__Short exercise__
Please repeat each of the rows below word for word, changing nothing.

__Data for this exercise__
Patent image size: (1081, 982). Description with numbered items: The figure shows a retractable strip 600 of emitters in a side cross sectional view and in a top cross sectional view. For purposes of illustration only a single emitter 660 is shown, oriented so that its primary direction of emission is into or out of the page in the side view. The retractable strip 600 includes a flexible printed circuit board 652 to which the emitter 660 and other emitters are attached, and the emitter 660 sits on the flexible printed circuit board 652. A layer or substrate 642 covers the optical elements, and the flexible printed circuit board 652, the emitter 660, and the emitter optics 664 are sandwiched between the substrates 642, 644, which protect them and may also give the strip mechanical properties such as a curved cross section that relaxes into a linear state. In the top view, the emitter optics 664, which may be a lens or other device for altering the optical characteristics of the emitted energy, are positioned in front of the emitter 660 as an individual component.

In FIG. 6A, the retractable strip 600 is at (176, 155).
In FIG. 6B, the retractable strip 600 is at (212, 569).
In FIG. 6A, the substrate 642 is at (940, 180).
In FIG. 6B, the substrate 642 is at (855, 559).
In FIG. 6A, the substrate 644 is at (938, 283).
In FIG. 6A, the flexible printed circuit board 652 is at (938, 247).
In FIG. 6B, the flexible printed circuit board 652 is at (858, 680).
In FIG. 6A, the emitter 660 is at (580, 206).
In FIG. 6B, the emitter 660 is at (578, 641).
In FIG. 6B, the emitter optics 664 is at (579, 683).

__The reply__
Patent image size: (1081, 982). Description with numbered items: The figure shows a retractable strip 600 of emitters in a side cross sectional view and in a top cross sectional view. For purposes of illustration only a single emitter 660 is shown, oriented so that its primary direction of emission is into or out of the page in the side view. The retractable strip 600 includes a flexible printed circuit board 652 to which the emitter 660 and other emitters are attached, and the emitter 660 sits on the flexible printed circuit board 652. A layer or substrate 642 covers the optical elements, and the flexible printed circuit board 652, the emitter 660, and the emitter optics 664 are sandwiched between the substrates 642, 644, which protect them and may also give the strip mechanical properties such as a curved cross section that relaxes into a linear state. In the top view, the emitter optics 664, which may be a lens or other device for altering the optical characteristics of the emitted energy, are positioned in front of the emitter 660 as an individual component.

In FIG. 6A, the retractable strip 600 is at (176, 155).
In FIG. 6B, the retractable strip 600 is at (212, 569).
In FIG. 6A, the substrate 642 is at (940, 180).
In FIG. 6B, the substrate 642 is at (855, 559).
In FIG. 6A, the substrate 644 is at (938, 283).
In FIG. 6A, the flexible printed circuit board 652 is at (938, 247).
In FIG. 6B, the flexible printed circuit board 652 is at (858, 680).
In FIG. 6A, the emitter 660 is at (580, 206).
In FIG. 6B, the emitter 660 is at (578, 641).
In FIG. 6B, the emitter optics 664 is at (579, 683).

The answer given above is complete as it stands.